Given task
Gather all lines from the material that contain "Arbetssökande".

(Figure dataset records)
———

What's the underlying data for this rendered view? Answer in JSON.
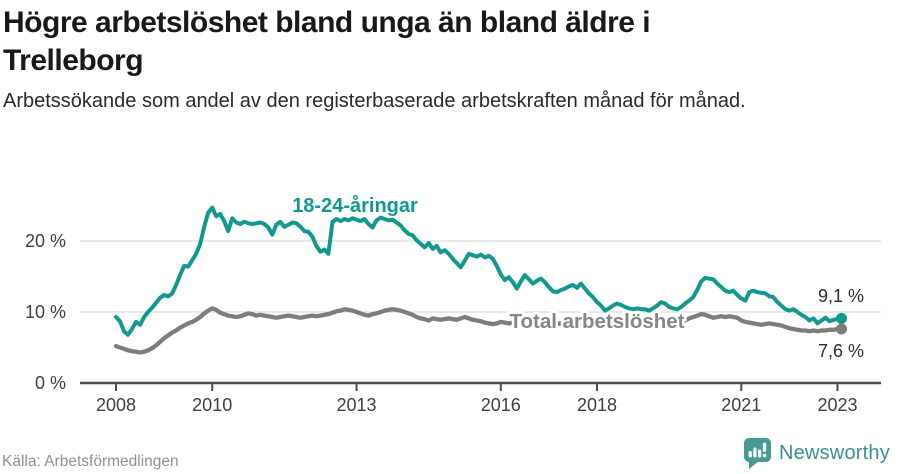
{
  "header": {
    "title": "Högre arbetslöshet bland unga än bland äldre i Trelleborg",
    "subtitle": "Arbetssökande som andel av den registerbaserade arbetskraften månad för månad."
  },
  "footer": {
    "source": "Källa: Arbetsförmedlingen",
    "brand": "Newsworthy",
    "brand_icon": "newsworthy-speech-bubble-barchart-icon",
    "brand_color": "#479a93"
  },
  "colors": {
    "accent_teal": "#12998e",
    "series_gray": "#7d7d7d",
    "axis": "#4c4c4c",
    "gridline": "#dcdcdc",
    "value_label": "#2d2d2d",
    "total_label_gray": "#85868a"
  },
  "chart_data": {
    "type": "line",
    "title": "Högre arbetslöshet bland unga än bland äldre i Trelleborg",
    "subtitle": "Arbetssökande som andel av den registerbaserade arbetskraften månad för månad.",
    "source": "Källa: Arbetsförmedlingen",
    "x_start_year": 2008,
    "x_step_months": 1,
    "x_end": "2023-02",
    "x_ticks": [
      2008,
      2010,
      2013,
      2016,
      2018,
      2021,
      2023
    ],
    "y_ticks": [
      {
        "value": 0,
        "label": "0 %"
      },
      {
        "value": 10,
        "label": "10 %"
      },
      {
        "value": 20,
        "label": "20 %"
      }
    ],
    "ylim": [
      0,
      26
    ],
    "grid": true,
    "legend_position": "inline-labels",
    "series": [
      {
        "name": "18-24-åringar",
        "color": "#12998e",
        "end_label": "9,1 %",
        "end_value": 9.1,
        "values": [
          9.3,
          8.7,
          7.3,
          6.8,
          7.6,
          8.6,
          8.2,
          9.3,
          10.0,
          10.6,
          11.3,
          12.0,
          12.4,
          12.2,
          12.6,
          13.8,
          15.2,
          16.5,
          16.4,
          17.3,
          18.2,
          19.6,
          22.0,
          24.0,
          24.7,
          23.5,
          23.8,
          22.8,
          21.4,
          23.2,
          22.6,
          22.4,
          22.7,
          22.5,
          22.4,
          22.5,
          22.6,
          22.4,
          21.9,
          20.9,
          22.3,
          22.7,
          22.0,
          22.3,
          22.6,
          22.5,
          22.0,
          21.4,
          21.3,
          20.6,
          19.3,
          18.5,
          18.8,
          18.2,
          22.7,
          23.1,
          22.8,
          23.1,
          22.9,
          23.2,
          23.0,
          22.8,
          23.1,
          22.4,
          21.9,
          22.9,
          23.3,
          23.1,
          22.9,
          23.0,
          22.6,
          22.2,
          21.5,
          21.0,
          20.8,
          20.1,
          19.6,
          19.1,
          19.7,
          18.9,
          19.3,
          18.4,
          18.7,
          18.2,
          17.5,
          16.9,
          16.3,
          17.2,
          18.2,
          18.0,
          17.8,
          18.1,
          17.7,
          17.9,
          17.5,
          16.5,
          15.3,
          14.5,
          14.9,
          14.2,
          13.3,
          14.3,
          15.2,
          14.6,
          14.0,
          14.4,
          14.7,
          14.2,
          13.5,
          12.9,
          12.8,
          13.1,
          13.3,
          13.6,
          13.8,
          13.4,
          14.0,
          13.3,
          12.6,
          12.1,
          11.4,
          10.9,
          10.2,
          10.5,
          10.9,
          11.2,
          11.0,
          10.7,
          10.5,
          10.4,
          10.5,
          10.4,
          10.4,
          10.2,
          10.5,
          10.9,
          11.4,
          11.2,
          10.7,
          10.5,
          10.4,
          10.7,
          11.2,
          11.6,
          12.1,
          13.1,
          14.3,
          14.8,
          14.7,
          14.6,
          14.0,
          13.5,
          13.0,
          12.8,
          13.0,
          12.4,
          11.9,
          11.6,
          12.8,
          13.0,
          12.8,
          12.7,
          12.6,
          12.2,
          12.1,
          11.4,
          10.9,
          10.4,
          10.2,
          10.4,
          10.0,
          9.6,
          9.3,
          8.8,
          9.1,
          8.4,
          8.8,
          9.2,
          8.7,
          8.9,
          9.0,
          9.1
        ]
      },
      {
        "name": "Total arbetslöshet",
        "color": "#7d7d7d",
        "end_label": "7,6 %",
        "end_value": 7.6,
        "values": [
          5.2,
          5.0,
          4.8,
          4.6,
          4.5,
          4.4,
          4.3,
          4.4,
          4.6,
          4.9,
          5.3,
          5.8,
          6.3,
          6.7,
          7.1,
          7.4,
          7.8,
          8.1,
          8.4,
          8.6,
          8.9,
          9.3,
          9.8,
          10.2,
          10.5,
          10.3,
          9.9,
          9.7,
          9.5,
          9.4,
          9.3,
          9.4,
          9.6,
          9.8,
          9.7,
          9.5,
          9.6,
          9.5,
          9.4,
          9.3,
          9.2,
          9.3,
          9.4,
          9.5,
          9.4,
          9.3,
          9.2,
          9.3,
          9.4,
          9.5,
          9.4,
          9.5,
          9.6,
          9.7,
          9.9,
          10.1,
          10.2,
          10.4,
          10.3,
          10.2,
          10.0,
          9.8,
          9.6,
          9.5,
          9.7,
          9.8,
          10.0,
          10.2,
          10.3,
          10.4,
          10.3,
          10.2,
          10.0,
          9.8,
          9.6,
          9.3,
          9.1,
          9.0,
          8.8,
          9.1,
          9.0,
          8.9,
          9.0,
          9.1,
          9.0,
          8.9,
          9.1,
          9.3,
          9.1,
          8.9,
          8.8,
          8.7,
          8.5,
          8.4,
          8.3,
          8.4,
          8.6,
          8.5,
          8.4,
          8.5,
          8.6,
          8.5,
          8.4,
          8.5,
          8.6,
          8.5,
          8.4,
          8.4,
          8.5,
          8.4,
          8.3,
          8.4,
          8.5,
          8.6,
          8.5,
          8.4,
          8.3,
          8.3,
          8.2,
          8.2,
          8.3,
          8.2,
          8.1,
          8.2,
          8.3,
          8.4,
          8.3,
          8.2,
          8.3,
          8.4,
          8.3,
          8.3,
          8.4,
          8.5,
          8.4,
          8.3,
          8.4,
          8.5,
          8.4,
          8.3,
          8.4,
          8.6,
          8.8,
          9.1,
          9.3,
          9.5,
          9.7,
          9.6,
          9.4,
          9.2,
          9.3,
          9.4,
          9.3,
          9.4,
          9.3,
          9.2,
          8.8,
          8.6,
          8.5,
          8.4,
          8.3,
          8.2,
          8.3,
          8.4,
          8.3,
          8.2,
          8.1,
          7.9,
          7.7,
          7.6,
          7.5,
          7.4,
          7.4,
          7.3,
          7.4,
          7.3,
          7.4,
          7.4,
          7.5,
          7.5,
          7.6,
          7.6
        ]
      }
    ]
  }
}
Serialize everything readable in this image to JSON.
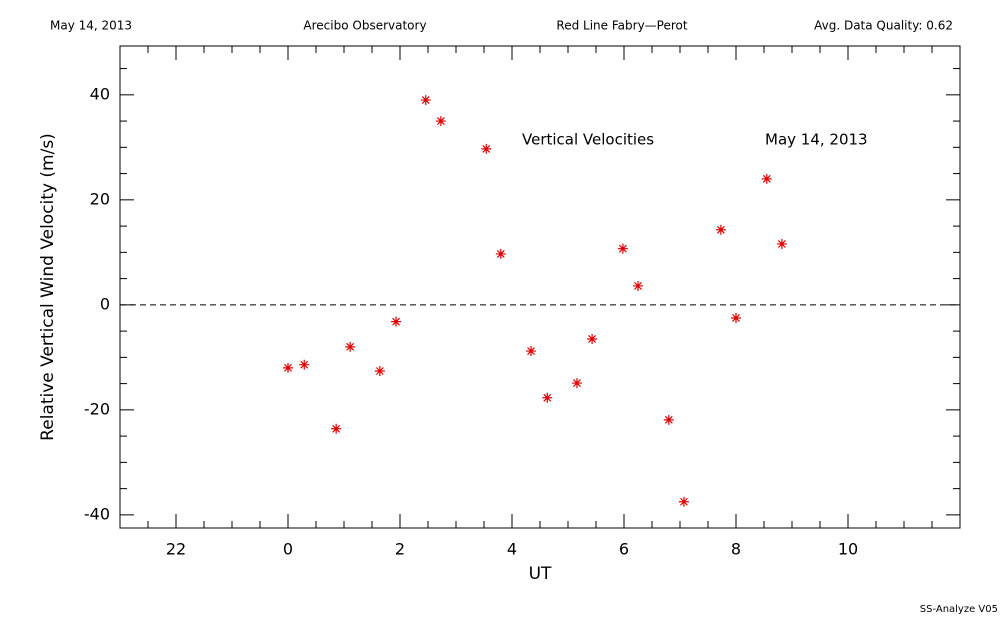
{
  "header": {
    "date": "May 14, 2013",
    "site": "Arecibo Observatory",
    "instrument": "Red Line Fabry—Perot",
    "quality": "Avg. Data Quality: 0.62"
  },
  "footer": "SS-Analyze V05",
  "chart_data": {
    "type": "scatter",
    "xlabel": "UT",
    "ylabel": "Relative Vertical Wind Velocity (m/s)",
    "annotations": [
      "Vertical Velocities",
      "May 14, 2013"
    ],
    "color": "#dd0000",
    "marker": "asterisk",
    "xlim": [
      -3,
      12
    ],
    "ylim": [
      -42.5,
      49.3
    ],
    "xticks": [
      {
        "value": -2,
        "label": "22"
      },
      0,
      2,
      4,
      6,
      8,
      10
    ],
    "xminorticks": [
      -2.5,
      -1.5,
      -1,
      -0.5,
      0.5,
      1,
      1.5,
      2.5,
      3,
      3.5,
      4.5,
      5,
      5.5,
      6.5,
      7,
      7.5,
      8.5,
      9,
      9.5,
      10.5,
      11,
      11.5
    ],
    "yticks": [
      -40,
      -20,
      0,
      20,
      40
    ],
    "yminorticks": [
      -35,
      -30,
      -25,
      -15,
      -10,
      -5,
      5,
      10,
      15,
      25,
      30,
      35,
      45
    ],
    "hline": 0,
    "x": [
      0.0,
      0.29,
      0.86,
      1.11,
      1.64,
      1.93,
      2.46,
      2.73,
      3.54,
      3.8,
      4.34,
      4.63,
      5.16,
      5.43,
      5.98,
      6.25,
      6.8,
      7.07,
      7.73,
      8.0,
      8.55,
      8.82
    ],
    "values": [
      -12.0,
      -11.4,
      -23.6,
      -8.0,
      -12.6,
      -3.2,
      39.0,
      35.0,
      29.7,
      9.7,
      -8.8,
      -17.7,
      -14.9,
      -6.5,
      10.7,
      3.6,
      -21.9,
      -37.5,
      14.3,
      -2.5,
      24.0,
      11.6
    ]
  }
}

———

Written answer
    "subtitle": "Arbetssökande som andel av den registerbaserade arbetskraften månad för månad."
    "subtitle": "Arbetssökande som andel av den registerbaserade arbetskraften månad för månad.",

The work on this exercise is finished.